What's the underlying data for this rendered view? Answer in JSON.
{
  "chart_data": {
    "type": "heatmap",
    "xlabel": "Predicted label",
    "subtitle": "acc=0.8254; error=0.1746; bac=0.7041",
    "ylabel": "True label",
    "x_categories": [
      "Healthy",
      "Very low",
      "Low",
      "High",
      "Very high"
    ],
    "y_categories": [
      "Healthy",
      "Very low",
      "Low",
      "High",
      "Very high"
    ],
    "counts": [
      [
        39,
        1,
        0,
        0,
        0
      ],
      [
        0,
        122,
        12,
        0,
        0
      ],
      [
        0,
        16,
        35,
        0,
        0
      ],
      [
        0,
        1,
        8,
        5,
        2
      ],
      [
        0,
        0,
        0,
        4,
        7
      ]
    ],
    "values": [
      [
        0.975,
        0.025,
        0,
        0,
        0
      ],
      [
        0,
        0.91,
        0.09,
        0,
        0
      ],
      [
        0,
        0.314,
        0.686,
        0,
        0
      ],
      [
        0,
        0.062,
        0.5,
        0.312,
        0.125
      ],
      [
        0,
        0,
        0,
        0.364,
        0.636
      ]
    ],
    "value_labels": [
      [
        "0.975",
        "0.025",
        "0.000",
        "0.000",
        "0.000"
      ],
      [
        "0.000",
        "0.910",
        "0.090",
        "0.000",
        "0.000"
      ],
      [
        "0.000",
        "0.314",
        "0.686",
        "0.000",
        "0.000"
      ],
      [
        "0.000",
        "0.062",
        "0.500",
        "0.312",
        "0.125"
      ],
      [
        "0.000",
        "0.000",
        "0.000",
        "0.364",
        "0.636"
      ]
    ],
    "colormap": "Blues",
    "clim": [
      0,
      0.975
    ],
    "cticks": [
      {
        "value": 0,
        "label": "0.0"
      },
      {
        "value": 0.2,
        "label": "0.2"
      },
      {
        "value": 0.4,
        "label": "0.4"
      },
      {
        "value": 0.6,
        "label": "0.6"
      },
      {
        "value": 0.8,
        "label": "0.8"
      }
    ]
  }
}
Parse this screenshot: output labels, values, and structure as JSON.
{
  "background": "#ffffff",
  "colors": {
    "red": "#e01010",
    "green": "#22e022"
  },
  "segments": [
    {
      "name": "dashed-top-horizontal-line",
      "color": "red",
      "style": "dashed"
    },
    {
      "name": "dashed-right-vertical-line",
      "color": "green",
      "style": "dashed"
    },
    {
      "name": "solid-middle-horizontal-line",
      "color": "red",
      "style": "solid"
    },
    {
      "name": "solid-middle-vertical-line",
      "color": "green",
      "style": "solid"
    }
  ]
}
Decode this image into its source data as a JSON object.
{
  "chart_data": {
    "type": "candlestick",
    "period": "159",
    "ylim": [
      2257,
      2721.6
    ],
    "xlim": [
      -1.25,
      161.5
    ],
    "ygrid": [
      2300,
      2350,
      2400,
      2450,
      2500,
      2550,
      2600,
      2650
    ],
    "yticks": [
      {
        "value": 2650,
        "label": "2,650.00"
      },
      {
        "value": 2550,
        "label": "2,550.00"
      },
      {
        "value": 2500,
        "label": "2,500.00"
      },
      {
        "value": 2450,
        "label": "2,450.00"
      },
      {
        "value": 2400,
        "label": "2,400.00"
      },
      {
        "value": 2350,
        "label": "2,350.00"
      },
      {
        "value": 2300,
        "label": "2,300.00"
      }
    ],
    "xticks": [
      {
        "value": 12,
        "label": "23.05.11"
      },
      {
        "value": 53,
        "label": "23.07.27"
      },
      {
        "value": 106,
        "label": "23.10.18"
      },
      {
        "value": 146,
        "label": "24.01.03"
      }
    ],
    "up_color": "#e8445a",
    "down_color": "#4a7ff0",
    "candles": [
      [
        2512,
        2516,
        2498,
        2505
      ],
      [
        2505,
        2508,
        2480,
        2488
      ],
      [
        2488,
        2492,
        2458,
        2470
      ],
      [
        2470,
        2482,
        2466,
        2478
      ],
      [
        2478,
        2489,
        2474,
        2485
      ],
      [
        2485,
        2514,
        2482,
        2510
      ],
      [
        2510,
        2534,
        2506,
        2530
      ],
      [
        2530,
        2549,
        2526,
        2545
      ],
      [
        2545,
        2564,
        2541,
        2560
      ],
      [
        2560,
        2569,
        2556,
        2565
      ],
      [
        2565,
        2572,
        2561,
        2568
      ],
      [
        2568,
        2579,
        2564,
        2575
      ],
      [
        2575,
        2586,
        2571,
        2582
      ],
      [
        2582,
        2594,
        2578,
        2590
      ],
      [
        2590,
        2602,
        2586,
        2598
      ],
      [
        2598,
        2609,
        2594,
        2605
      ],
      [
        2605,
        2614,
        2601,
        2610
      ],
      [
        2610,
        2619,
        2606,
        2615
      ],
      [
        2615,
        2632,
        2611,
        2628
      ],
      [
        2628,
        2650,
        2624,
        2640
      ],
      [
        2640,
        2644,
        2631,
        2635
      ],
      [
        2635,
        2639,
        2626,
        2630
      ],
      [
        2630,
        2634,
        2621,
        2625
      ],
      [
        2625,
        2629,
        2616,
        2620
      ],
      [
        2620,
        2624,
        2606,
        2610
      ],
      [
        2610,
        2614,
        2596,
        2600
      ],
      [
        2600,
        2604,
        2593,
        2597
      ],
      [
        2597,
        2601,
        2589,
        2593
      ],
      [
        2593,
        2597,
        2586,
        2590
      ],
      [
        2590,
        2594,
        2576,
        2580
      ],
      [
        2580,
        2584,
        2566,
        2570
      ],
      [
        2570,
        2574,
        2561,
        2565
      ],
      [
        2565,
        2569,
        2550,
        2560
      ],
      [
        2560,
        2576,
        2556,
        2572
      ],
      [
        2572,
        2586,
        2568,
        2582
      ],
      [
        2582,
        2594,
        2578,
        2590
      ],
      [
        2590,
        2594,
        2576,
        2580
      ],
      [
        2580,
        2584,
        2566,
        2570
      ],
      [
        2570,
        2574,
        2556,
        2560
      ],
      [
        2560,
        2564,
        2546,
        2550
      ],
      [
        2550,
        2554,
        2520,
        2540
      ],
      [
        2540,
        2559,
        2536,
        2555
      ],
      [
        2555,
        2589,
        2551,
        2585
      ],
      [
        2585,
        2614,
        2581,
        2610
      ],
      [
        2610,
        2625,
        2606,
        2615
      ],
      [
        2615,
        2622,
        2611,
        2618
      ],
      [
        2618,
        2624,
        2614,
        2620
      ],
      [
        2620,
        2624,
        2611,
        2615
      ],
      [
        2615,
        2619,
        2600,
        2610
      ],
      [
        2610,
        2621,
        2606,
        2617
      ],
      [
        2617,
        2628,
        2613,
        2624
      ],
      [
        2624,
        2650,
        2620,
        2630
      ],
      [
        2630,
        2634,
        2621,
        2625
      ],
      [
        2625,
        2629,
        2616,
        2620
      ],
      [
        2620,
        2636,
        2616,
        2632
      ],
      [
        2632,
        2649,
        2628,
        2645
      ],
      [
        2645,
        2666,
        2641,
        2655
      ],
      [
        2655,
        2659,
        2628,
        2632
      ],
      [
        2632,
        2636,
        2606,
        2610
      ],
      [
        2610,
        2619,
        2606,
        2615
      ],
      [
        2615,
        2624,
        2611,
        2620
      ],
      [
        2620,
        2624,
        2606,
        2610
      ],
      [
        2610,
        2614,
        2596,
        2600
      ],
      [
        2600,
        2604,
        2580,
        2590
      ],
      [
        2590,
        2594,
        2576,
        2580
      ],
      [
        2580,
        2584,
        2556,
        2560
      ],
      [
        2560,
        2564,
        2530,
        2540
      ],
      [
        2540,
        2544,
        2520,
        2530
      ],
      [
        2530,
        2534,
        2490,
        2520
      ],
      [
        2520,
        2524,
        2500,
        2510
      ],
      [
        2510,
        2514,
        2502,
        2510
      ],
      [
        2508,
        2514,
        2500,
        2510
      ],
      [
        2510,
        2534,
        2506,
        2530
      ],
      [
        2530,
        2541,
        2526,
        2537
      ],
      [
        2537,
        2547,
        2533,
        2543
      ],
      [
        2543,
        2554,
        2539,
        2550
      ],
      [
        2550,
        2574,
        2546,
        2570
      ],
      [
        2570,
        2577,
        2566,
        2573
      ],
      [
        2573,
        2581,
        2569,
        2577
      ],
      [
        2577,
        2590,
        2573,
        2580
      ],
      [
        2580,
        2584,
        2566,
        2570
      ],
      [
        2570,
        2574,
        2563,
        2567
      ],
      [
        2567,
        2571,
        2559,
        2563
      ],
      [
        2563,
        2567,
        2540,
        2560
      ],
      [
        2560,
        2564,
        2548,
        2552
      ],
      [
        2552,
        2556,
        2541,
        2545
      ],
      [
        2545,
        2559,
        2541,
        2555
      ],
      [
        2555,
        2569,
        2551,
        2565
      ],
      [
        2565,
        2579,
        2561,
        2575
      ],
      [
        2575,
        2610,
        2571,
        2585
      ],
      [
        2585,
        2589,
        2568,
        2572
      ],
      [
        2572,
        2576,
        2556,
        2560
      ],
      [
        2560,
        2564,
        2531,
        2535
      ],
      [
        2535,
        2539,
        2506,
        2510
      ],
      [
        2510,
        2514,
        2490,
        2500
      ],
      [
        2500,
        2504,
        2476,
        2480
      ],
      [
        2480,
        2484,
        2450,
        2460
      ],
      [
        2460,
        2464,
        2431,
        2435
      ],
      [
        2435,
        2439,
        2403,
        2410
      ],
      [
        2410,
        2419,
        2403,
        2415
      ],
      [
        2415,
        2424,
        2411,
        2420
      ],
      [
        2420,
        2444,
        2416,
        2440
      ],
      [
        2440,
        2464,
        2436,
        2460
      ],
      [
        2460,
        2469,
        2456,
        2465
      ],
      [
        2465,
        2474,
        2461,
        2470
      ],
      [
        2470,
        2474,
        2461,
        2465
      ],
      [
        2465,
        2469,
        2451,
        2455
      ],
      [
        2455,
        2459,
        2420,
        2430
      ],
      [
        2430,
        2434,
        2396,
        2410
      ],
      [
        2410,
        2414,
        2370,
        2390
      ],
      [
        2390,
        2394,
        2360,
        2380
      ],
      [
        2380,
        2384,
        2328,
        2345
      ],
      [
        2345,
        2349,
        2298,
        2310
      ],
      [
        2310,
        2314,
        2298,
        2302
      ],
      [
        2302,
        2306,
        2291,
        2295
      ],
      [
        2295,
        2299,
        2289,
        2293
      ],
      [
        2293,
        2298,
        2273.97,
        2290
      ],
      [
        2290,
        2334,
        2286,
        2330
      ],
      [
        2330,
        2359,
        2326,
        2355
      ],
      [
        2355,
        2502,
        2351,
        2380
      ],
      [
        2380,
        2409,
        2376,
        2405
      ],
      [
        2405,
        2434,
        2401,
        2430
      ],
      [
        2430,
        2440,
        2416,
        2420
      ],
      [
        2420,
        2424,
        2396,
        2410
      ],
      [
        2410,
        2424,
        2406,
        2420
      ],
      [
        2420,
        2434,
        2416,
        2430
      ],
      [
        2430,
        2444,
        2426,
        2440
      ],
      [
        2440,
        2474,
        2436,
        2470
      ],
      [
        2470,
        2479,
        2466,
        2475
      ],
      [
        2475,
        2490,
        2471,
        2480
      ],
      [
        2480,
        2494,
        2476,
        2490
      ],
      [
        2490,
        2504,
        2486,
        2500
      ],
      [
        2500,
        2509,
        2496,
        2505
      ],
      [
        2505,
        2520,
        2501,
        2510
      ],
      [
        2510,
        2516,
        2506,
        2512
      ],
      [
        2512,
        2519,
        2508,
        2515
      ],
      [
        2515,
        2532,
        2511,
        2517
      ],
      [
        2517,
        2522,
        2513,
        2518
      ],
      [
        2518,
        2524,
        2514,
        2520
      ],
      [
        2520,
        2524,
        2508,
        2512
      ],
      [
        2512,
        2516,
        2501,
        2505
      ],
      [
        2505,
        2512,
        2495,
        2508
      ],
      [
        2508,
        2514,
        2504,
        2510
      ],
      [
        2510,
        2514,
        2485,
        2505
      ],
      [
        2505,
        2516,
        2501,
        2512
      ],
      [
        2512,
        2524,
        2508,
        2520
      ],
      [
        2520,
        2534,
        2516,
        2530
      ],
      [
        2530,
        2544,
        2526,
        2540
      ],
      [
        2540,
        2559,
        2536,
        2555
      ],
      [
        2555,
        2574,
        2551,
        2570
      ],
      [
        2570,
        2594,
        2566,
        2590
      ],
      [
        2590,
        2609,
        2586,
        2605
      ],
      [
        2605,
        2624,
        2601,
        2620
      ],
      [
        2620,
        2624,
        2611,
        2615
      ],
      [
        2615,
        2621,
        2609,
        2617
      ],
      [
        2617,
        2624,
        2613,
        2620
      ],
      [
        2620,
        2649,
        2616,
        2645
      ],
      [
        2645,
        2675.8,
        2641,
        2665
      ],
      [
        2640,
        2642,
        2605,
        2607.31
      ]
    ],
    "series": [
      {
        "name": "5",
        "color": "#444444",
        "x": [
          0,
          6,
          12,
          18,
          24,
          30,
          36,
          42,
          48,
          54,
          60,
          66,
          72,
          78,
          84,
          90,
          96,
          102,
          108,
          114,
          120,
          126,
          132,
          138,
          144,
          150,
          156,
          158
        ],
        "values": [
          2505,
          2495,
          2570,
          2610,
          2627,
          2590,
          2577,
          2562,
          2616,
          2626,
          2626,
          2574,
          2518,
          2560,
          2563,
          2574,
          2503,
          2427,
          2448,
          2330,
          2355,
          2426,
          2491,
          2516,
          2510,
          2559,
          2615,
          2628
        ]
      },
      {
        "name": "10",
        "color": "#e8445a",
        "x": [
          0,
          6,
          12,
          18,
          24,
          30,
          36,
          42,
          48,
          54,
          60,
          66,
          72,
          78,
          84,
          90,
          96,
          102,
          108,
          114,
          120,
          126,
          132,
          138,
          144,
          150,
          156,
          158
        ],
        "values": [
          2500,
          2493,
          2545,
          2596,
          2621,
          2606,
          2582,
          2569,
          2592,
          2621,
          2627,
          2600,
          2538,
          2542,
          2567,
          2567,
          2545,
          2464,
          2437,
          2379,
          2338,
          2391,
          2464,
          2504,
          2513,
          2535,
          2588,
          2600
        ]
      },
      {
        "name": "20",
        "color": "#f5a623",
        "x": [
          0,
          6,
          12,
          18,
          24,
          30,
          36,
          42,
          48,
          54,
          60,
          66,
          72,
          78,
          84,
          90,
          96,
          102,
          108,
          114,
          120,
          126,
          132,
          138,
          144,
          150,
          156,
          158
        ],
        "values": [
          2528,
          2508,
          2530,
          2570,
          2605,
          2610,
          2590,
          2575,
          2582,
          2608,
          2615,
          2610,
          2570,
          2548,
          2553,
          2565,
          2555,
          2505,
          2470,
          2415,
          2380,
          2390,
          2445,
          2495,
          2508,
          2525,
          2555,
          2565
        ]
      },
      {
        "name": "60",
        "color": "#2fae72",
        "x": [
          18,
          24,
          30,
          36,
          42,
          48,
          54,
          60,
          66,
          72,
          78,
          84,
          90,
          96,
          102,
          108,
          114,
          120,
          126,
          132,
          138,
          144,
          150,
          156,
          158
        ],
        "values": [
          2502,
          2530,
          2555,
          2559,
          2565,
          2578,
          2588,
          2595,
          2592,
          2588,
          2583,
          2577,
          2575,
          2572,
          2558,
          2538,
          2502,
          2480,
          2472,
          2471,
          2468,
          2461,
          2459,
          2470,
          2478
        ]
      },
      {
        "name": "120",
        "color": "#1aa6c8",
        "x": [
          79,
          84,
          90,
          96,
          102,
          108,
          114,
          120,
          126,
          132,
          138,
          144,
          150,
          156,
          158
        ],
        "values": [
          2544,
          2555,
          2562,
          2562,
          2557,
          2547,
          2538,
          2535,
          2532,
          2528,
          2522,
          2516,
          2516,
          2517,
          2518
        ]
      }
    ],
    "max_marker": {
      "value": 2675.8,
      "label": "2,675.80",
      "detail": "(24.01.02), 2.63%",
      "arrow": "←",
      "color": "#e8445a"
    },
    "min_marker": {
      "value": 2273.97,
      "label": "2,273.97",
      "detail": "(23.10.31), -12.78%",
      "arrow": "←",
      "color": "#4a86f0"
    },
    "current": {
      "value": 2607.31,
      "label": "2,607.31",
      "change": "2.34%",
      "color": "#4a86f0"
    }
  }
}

==*==

§ Exercise requirements
Pick out every line of the listing containing the word "this", and show those lines.

§ Solved exercise
What's the underlying data for this rendered view? Answer in JSON.
Parse this screenshot: output labels, values, and structure as JSON.
Decode this image into its source data as a JSON object.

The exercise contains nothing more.